— Goal 1 —
Decide whether each statement agrees with the excerpt on compiler passes. Answer yes or no for each, and quote the deciding words. (a) Cassette operated on typed and specialized IR. (b) Generators run very early in the typed-IR creation stage. (c) The text limits replacing all calls to the LLVM stage.
— Goal 2 —
Write out the excerpt on compiler passes from "Not nessecarily. Really" down to "before the optimizer.", keeping every word as it appears.

So the contextual (call overloading) can be accomplished using a Custom Compiler Pass, by just replacing all the calls in the IR as discussed.

But isn’t @generated at the right stage for doing this (i.e., input types are figured out)?

Not nessecarily. Really depends what you want to do.

Note that cassette operated on lowered IR, not typed+specialized IR,
because the generator runs before the optimizer.
Generators run very early in the typed-IR creation stage, they have types, but nothing else.

Contextual dispatch basically doesn’t matter when you run it, since if you are just doing a replace of all calls t.o call something else, then that can be done on the AST (see Arborist.jl), lowered IR, typed IR, optimized Typed IR, LLVM, etc.
If you do it before the optimizer runs then you can write overdubs that depend on types and have the ones you don’t change get optimized out.
But if you do it certain later stages, then you have access to the types and can not repace calls you don’t want to replace.

Other things you might want to run, like hoising things out of loops,
is much easier done either ealier: On the AST when loops are still clear,
or later:
once the control-flow-graph (CFG) and domination tree (DomTree (unrelated to the HTML use)) is constructed and available.

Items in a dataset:

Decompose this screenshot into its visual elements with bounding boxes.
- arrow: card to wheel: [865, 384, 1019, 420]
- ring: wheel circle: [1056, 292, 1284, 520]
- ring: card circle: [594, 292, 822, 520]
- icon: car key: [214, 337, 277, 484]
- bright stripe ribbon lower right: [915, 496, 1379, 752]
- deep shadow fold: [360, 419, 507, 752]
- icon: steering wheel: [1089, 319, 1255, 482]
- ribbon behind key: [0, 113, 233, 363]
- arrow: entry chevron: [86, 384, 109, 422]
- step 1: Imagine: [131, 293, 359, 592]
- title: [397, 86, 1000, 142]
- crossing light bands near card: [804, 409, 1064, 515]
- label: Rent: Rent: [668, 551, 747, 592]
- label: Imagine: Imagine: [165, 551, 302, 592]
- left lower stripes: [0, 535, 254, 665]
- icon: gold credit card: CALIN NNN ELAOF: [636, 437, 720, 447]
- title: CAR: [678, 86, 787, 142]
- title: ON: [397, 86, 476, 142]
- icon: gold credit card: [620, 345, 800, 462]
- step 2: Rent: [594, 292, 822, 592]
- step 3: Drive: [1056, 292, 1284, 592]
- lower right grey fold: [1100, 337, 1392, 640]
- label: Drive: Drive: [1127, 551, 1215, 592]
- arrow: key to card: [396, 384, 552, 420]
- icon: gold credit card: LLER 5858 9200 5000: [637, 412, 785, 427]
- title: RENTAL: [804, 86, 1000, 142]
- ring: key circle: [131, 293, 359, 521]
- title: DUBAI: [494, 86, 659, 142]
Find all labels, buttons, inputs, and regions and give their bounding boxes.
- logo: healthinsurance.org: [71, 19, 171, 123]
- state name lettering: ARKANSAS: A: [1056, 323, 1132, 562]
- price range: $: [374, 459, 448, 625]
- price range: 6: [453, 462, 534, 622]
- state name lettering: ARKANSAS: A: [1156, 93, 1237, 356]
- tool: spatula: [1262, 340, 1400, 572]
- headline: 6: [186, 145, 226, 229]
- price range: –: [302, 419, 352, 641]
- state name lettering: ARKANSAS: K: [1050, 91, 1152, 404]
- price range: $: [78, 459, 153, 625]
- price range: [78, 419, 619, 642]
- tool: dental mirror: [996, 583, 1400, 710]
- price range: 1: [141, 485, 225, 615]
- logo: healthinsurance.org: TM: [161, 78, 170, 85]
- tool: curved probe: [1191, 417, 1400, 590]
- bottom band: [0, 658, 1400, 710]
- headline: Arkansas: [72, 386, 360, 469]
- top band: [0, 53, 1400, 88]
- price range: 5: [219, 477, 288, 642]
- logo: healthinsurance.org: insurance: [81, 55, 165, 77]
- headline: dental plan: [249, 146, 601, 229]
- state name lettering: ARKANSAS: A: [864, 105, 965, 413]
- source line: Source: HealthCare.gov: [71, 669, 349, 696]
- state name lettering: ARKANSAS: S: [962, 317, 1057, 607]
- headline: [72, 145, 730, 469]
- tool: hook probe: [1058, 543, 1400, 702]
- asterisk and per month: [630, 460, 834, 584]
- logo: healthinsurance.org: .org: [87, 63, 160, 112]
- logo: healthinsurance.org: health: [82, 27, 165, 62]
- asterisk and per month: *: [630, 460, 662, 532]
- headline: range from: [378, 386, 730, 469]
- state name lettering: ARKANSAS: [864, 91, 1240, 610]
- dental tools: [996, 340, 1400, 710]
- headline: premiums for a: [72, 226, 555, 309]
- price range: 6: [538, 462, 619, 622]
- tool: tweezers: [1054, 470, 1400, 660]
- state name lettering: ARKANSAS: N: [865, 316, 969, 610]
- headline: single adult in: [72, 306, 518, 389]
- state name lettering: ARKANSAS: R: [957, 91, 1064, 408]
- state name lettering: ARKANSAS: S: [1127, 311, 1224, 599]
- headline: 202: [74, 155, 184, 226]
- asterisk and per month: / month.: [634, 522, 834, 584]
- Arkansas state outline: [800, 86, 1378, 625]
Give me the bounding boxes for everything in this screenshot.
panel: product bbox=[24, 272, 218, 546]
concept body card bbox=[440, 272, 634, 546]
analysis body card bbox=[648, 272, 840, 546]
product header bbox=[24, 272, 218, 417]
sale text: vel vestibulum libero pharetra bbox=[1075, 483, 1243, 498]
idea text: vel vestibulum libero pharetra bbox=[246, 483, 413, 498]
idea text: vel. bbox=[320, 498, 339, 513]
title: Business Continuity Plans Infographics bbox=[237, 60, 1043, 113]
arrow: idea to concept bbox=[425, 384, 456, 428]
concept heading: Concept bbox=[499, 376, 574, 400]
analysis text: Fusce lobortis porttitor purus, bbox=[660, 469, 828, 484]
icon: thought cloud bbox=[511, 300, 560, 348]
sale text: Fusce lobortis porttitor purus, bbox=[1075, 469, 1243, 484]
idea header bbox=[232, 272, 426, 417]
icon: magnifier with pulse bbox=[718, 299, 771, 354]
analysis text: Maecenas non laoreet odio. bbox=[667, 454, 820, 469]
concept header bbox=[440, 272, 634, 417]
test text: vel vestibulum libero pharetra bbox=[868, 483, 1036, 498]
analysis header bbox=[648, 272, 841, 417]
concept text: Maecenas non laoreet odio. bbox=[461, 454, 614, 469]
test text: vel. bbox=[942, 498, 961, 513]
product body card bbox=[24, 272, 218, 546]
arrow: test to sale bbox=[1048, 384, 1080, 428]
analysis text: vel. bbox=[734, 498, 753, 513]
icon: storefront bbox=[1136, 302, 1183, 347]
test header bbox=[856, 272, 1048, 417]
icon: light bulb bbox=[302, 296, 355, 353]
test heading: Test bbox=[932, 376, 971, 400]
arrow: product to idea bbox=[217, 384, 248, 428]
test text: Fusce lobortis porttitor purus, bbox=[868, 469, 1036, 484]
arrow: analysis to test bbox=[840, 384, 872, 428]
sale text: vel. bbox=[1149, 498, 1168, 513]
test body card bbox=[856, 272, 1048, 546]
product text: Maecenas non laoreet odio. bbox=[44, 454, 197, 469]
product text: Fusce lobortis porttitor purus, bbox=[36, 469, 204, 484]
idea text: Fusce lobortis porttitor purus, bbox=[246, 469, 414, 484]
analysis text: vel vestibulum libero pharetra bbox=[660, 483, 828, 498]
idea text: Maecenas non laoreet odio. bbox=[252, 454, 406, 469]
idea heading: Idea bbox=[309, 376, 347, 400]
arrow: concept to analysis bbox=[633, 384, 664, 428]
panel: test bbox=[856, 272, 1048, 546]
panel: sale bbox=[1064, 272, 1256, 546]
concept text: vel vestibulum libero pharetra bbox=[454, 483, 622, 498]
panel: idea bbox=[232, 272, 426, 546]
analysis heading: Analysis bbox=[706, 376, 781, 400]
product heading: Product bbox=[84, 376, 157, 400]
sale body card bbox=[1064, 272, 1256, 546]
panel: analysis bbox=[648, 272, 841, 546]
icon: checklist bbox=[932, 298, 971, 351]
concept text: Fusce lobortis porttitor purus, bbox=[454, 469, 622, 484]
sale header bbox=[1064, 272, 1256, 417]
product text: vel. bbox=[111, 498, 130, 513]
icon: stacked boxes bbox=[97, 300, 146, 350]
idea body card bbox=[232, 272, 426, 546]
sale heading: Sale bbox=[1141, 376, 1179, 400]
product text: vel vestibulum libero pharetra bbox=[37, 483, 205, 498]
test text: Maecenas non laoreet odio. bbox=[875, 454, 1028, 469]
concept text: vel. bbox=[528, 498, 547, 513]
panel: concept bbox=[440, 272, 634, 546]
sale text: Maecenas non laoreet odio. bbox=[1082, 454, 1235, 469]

— Finished answer 1 —
(a) No: "Note that cassette operated on lowered IR, not typed+specialized IR,"
(b) Yes: "Generators run very early in the typed-IR creation stage, they have types, but nothing else."
(c) No: "then that can be done on the AST (see Arborist.jl), lowered IR, typed IR, optimized Typed IR, LLVM, etc."

— Finished answer 2 —
Not nessecarily. Really depends what you want to do.

Note that cassette operated on lowered IR, not typed+specialized IR,
because the generator runs before the optimizer.